» Data records
☆ ☆ ☆ ☆ ☆ ☆ ☆
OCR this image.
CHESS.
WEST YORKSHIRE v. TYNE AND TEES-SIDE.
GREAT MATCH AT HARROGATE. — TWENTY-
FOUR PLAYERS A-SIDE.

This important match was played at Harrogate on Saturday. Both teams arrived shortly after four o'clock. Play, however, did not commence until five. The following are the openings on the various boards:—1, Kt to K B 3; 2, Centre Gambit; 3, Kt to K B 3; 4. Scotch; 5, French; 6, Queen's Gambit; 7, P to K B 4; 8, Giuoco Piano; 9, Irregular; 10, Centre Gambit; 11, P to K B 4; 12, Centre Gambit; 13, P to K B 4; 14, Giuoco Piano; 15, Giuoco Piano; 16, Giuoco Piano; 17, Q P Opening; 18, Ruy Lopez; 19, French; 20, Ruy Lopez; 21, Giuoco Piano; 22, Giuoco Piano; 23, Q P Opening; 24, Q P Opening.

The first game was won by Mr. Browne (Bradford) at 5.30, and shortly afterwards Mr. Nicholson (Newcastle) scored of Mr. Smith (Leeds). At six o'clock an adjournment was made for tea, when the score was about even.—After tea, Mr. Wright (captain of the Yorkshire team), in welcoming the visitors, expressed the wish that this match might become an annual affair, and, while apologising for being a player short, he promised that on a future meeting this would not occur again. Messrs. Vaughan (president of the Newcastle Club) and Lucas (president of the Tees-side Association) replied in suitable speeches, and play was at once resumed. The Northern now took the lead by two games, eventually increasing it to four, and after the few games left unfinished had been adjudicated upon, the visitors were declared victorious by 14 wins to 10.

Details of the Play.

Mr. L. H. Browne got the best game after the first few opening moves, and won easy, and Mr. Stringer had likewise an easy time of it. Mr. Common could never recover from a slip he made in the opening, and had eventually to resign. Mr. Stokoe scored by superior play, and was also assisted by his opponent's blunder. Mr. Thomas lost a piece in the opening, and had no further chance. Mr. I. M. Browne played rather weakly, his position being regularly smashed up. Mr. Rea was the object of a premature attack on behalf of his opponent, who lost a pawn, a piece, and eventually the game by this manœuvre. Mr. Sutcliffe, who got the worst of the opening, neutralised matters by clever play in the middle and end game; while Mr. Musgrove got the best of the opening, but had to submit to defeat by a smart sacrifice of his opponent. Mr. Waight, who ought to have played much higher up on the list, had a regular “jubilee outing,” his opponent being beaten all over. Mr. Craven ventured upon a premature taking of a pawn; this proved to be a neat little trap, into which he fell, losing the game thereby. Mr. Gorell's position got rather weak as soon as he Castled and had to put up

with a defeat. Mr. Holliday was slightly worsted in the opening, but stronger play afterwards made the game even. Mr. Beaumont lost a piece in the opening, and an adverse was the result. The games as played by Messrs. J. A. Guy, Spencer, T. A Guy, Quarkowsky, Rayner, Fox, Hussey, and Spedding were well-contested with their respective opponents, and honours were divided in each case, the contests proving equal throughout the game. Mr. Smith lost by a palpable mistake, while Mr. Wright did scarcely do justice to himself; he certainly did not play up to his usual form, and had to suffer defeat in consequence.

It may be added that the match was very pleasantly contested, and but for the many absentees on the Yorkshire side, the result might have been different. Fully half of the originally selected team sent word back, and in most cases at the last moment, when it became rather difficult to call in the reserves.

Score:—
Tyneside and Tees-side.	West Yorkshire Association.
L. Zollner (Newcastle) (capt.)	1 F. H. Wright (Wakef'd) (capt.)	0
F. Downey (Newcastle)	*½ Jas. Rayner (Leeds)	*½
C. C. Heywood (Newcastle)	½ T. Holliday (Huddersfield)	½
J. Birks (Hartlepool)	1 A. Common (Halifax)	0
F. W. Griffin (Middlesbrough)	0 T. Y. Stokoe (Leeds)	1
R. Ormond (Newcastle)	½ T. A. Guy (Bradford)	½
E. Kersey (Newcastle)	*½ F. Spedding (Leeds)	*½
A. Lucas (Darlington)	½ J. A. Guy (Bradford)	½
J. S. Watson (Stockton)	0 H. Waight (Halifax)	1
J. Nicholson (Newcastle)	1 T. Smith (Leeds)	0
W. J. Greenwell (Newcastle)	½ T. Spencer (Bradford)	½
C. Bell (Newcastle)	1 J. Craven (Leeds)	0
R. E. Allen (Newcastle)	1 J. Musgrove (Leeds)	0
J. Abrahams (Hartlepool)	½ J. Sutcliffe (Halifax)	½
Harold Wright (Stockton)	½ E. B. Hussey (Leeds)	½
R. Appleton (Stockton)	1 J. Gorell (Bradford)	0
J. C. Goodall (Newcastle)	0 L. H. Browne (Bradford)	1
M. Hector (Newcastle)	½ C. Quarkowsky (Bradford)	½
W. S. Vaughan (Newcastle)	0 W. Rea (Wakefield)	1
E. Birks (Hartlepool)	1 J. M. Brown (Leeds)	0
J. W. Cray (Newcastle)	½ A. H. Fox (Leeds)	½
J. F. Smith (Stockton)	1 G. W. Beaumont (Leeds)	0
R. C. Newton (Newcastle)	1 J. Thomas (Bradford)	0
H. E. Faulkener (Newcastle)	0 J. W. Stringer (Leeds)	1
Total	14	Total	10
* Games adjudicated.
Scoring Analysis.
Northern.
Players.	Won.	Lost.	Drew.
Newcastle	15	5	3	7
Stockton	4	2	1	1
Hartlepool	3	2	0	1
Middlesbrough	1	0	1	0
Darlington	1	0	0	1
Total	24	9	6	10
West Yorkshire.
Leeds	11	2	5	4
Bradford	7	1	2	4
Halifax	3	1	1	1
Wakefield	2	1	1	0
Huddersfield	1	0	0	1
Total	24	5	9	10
☆ ☆ ☆ ☆ ☆ ☆ ☆
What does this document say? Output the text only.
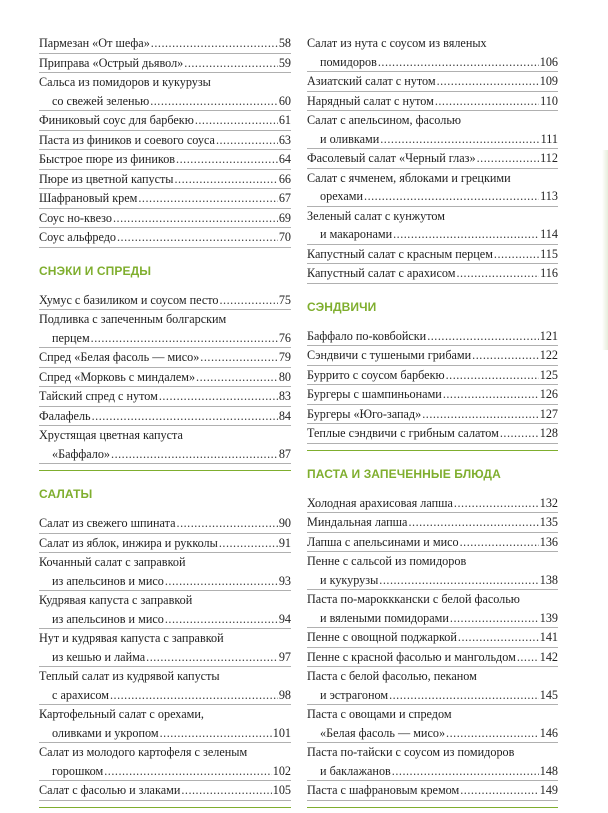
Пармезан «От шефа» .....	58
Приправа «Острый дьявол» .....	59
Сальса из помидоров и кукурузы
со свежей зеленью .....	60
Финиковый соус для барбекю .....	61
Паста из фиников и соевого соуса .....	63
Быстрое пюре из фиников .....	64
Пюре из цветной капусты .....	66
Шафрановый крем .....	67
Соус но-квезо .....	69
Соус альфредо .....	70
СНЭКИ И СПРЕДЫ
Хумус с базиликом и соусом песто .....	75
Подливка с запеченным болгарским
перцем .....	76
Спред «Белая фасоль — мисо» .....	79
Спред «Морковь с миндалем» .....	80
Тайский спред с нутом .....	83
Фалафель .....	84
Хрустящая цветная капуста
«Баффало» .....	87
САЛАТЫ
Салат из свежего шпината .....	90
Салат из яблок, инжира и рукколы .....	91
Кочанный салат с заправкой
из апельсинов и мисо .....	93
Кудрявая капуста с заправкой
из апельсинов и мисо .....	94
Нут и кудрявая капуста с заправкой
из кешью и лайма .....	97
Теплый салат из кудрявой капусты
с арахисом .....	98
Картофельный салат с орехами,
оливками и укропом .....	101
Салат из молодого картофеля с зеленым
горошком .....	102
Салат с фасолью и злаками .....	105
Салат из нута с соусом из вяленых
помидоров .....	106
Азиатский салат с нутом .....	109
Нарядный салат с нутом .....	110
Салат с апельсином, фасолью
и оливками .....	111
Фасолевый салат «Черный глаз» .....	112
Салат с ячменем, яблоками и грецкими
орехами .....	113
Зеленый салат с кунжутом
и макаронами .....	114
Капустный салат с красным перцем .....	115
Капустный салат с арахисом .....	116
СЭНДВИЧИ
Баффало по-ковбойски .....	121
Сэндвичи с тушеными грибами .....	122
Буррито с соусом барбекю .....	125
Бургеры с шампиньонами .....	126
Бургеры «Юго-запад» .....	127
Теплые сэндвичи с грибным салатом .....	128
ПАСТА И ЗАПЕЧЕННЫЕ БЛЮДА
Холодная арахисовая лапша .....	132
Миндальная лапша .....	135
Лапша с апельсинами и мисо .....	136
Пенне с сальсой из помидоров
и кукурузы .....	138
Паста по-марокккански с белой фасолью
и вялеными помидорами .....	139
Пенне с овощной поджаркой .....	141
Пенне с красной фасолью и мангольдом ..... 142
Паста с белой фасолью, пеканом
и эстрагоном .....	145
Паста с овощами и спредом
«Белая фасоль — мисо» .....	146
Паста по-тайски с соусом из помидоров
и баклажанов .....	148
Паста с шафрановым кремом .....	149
☆ ☆ ☆ ☆ ☆ ☆ ☆
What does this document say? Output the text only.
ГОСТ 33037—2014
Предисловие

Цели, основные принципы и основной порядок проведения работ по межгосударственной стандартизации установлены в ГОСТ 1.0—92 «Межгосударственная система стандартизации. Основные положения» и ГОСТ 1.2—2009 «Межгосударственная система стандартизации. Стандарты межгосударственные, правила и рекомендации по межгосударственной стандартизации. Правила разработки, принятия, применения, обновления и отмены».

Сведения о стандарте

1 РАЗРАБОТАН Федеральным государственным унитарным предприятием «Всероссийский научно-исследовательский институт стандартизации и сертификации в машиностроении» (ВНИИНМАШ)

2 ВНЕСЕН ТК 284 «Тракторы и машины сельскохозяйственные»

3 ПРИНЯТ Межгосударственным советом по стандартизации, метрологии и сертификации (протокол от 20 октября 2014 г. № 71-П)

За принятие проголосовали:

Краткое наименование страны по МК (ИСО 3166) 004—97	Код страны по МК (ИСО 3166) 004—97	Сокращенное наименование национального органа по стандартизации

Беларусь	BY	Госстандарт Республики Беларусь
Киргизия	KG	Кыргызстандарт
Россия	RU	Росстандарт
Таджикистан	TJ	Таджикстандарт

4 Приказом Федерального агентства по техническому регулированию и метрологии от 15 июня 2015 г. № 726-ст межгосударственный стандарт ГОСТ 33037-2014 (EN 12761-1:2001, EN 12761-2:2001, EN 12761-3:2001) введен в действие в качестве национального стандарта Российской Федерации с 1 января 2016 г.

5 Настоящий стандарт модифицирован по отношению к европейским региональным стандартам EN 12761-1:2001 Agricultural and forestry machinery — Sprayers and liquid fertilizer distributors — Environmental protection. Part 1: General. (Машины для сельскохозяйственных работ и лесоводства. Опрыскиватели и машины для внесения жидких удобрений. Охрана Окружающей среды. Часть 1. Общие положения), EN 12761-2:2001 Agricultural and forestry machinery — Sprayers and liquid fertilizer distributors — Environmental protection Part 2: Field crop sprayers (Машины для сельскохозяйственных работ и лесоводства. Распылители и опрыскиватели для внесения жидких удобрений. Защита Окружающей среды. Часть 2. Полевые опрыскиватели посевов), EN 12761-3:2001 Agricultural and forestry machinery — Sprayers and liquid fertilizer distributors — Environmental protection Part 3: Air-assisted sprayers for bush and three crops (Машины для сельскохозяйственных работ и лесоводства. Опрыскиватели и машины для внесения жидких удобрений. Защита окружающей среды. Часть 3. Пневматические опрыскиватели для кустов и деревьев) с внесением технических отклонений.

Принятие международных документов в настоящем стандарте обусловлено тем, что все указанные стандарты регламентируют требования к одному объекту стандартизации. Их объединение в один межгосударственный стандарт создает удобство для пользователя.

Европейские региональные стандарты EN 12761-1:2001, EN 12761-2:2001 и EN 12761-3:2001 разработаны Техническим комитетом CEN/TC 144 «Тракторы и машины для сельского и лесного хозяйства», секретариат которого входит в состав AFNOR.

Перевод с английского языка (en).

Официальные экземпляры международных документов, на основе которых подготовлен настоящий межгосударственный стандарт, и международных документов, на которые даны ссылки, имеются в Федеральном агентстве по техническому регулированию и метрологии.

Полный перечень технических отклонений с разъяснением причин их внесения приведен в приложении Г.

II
☆ ☆ ☆ ☆ ☆ ☆ ☆
» EXERCISE AIM
Copy out every line of the data that includes the word "апельсинов".

» ANSWER FOR THE TASK
из апельсинов и мисо .....	93
из апельсинов и мисо .....	94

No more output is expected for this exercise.